◆ SET TASK ◆
Copy the data precisely, character for character, and leave out every picture.

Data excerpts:
>> start

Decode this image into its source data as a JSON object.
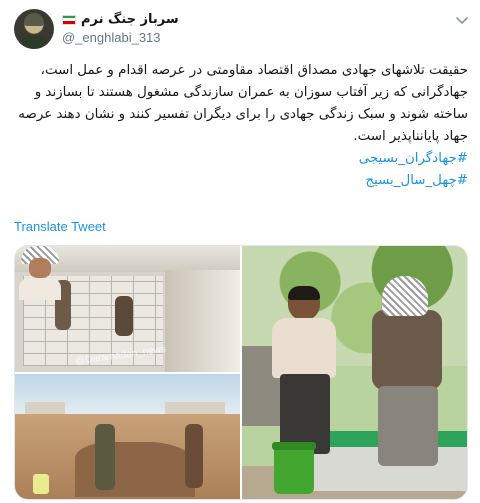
{
  "author": {
    "display_name": "سرباز جنگ نرم",
    "handle": "@_enghlabi_313",
    "flag_colors": [
      "#239f40",
      "#ffffff",
      "#da0000"
    ],
    "avatar_icon": "soldier-avatar"
  },
  "tweet": {
    "text": "حقیقت تلاشهای جهادی مصداق اقتصاد مقاومتی در عرصه اقدام و عمل است، جهادگرانی که زیر آفتاب سوزان به عمران سازندگی مشغول هستند تا بسازند و ساخته شوند و سبک زندگی جهادی را برای دیگران تفسیر کنند و نشان دهند عرصه جهاد پایانناپذیر است.",
    "hashtags": [
      "#جهادگران_بسیجی",
      "#چهل_سال_بسیج"
    ],
    "translate_label": "Translate Tweet",
    "hashtag_color": "#1b95e0"
  },
  "media": {
    "watermark": "@Daramadan_news"
  },
  "icons": {
    "menu": "chevron-down-icon"
  }
}
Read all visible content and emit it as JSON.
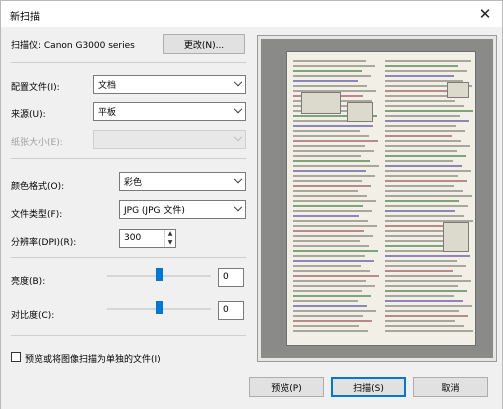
{
  "window": {
    "title": "新扫描",
    "close_glyph": "✕"
  },
  "scanner": {
    "label": "扫描仪: Canon G3000 series",
    "change_button": "更改(N)..."
  },
  "settings": {
    "profile": {
      "label": "配置文件(I):",
      "value": "文档"
    },
    "source": {
      "label": "来源(U):",
      "value": "平板"
    },
    "paper_size": {
      "label": "纸张大小(E):",
      "value": ""
    },
    "color_format": {
      "label": "颜色格式(O):",
      "value": "彩色"
    },
    "file_type": {
      "label": "文件类型(F):",
      "value": "JPG (JPG 文件)"
    },
    "resolution": {
      "label": "分辨率(DPI)(R):",
      "value": "300"
    },
    "brightness": {
      "label": "亮度(B):",
      "value": "0",
      "level": 0.5
    },
    "contrast": {
      "label": "对比度(C):",
      "value": "0",
      "level": 0.5
    }
  },
  "preview_separate": {
    "label": "预览或将图像扫描为单独的文件(I)",
    "checked": false
  },
  "buttons": {
    "preview": "预览(P)",
    "scan": "扫描(S)",
    "cancel": "取消"
  },
  "colors": {
    "accent": "#0078d7",
    "panel_bg": "#f0f0f0"
  }
}
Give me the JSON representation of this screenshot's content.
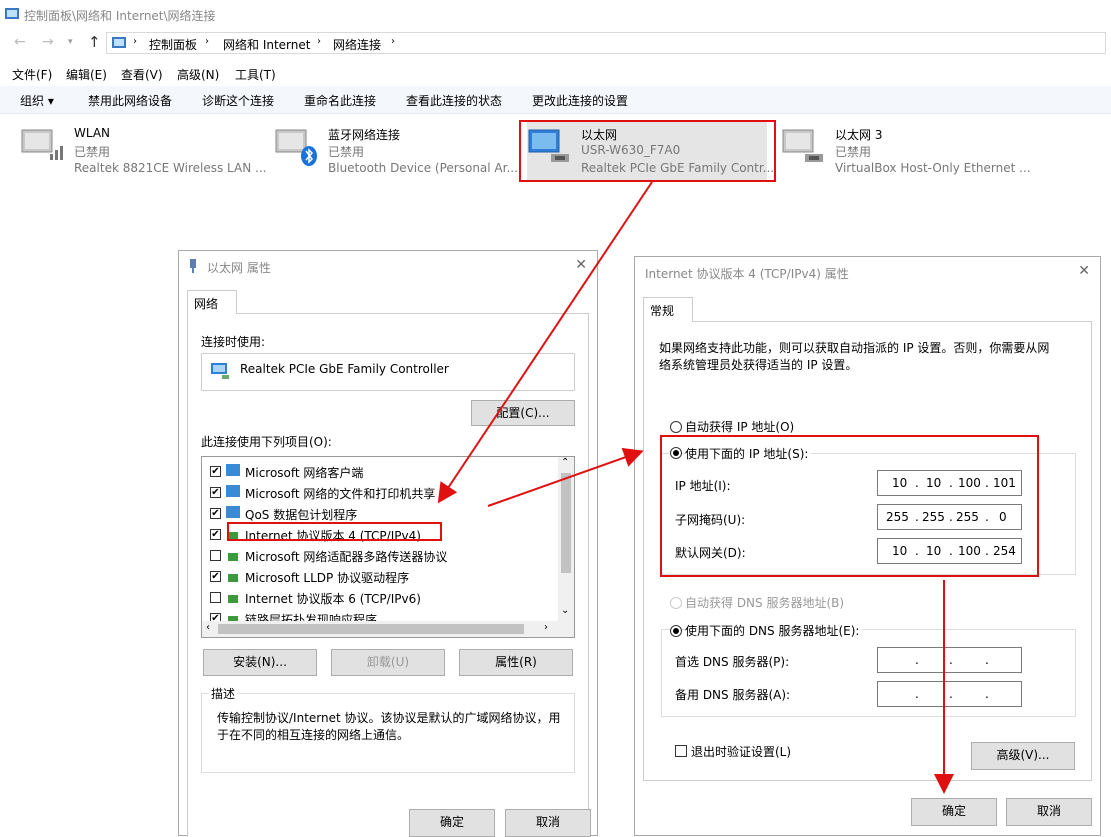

>> end

◆ WRITTEN ANSWER ◆
Decode this image into its source data as a JSON object.
{
  "author": {
    "display_name": "سرباز جنگ نرم",
    "handle": "@_enghlabi_313",
    "flag_colors": [
      "#239f40",
      "#ffffff",
      "#da0000"
    ],
    "avatar_icon": "soldier-avatar"
  },
  "tweet": {
    "text": "حقیقت تلاشهای جهادی مصداق اقتصاد مقاومتی در عرصه اقدام و عمل است، جهادگرانی که زیر آفتاب سوزان به عمران سازندگی مشغول هستند تا بسازند و ساخته شوند و سبک زندگی جهادی را برای دیگران تفسیر کنند و نشان دهند عرصه جهاد پایانناپذیر است.",
    "hashtags": [
      "#جهادگران_بسیجی",
      "#چهل_سال_بسیج"
    ],
    "translate_label": "Translate Tweet",
    "hashtag_color": "#1b95e0"
  },
  "media": {
    "watermark": "@Daramadan_news"
  },
  "icons": {
    "menu": "chevron-down-icon"
  }
}
Read all visible content and emit it as JSON.
{
  "window": {
    "title": "新扫描",
    "close_glyph": "✕"
  },
  "scanner": {
    "label": "扫描仪: Canon G3000 series",
    "change_button": "更改(N)..."
  },
  "settings": {
    "profile": {
      "label": "配置文件(I):",
      "value": "文档"
    },
    "source": {
      "label": "来源(U):",
      "value": "平板"
    },
    "paper_size": {
      "label": "纸张大小(E):",
      "value": ""
    },
    "color_format": {
      "label": "颜色格式(O):",
      "value": "彩色"
    },
    "file_type": {
      "label": "文件类型(F):",
      "value": "JPG (JPG 文件)"
    },
    "resolution": {
      "label": "分辨率(DPI)(R):",
      "value": "300"
    },
    "brightness": {
      "label": "亮度(B):",
      "value": "0",
      "level": 0.5
    },
    "contrast": {
      "label": "对比度(C):",
      "value": "0",
      "level": 0.5
    }
  },
  "preview_separate": {
    "label": "预览或将图像扫描为单独的文件(I)",
    "checked": false
  },
  "buttons": {
    "preview": "预览(P)",
    "scan": "扫描(S)",
    "cancel": "取消"
  },
  "colors": {
    "accent": "#0078d7",
    "panel_bg": "#f0f0f0"
  }
}
Give me the JSON representation of this screenshot's content.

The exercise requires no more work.